■ PROBLEM REQUIREMENTS
List all lines of the data containing the word "Nieruchomość".

** start of DATA FOR THE TASK **

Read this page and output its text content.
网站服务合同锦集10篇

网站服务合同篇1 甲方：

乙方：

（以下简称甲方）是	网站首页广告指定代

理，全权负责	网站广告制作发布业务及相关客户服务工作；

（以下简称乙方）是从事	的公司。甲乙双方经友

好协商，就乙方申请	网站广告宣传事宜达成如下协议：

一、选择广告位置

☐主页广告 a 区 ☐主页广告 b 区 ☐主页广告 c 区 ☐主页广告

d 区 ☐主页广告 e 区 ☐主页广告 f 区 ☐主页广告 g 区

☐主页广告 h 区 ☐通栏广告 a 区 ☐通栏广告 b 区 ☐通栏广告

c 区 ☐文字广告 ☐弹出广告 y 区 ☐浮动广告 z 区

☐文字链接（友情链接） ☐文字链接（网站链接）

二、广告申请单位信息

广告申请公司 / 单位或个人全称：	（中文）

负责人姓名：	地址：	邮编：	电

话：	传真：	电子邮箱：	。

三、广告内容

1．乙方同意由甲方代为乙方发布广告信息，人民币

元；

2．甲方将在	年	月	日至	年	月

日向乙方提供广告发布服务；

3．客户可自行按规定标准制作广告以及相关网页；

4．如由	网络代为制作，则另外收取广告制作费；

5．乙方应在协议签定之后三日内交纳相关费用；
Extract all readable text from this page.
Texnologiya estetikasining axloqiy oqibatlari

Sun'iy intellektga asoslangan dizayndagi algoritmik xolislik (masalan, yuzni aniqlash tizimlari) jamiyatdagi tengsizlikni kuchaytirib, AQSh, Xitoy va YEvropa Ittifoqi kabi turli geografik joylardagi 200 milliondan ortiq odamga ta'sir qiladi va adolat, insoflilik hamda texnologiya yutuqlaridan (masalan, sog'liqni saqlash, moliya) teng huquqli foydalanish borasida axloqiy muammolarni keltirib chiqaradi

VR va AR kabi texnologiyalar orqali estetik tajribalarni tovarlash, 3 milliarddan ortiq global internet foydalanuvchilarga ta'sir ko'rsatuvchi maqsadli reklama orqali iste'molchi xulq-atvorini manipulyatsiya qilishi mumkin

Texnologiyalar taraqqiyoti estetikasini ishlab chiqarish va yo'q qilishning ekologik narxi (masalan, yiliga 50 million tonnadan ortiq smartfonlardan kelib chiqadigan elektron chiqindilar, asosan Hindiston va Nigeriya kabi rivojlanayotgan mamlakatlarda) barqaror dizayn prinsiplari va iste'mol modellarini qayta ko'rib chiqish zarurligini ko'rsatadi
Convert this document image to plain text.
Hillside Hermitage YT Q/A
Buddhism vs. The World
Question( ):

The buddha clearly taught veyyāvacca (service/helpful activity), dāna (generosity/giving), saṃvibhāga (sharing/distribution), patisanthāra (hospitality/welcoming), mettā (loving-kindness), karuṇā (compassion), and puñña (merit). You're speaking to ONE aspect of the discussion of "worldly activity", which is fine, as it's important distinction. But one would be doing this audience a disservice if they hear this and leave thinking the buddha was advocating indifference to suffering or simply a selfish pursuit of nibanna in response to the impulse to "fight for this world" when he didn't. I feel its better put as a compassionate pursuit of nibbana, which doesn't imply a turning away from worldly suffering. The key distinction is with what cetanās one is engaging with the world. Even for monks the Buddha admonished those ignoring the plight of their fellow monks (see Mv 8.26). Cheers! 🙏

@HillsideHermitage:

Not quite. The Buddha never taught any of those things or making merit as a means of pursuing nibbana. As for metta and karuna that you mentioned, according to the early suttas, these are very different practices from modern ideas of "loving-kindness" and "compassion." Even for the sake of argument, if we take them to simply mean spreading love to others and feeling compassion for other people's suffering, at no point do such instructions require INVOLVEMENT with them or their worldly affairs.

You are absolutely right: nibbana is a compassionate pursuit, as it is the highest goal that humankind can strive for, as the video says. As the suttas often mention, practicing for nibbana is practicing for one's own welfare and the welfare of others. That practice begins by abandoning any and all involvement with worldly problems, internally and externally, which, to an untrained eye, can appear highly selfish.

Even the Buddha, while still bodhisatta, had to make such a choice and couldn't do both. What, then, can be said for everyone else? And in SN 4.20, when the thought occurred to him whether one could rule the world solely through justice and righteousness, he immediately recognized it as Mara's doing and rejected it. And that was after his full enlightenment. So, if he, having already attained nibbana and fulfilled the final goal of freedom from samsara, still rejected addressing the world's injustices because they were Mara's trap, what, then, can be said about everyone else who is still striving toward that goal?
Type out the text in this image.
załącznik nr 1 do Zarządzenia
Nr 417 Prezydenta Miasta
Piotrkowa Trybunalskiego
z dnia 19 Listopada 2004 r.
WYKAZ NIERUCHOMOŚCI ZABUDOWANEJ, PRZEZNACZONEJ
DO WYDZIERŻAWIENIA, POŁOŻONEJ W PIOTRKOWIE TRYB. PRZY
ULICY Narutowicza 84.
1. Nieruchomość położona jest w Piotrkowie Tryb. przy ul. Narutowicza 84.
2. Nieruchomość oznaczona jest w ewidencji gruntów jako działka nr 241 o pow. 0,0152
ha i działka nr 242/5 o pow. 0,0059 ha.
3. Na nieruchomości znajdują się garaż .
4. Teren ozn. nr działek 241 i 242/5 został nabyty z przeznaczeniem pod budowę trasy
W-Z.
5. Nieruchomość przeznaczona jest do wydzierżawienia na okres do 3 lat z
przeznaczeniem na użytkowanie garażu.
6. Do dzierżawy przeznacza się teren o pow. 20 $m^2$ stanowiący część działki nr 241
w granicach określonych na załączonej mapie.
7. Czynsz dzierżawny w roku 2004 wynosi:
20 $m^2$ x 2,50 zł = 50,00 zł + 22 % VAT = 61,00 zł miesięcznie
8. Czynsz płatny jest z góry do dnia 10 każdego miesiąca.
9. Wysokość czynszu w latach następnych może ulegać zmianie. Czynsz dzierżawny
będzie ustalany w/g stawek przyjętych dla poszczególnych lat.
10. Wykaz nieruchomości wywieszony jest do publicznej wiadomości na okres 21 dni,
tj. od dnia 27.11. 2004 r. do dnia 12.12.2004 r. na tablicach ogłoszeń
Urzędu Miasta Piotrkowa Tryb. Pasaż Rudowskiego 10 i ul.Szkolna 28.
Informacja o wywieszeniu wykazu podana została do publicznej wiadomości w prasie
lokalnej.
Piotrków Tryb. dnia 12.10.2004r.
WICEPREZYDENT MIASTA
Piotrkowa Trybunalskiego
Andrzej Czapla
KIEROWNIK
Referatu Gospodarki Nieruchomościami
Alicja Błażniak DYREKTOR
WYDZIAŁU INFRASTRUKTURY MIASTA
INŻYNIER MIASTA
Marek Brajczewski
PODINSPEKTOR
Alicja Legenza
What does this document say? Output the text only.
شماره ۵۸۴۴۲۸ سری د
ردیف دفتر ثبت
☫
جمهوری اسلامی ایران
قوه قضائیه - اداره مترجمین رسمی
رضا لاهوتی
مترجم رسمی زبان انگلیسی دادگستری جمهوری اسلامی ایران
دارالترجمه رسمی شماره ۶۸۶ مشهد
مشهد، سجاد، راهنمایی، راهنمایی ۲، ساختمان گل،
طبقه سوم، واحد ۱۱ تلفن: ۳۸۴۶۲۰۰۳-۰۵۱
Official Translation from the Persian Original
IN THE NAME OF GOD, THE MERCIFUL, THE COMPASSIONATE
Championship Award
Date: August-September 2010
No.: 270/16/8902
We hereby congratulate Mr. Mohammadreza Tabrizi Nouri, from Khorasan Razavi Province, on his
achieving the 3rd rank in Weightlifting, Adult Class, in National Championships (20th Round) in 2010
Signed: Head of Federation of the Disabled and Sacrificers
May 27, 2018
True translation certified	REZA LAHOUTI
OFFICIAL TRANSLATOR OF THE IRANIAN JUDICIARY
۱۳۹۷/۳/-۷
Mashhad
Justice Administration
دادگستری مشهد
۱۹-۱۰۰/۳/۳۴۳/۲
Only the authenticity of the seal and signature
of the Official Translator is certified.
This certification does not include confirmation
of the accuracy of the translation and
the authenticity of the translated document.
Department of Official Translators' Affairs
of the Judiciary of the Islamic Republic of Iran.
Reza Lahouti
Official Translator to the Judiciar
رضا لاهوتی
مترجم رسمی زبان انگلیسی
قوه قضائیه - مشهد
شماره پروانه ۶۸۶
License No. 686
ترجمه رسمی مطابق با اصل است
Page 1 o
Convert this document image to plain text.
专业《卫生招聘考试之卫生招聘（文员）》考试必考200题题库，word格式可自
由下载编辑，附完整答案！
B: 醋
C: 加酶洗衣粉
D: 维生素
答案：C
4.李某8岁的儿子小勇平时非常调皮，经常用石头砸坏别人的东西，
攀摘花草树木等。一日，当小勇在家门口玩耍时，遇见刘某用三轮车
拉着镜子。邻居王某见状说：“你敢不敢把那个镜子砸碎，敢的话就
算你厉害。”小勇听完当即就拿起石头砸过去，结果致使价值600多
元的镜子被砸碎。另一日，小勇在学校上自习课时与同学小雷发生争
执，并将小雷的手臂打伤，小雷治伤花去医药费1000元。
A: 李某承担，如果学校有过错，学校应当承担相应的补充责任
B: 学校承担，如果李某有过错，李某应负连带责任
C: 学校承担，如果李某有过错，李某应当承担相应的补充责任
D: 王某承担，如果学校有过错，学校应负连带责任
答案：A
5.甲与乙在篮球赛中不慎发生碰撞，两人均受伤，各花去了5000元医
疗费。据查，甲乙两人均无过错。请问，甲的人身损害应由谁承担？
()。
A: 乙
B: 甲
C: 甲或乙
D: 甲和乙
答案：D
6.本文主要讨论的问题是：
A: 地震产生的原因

** end of DATA FOR THE TASK **

■ FINISHED EXERCISE
1. Nieruchomość położona jest w Piotrkowie Tryb. przy ul. Narutowicza 84.
2. Nieruchomość oznaczona jest w ewidencji gruntów jako działka nr 241 o pow. 0,0152
5. Nieruchomość przeznaczona jest do wydzierżawienia na okres do 3 lat z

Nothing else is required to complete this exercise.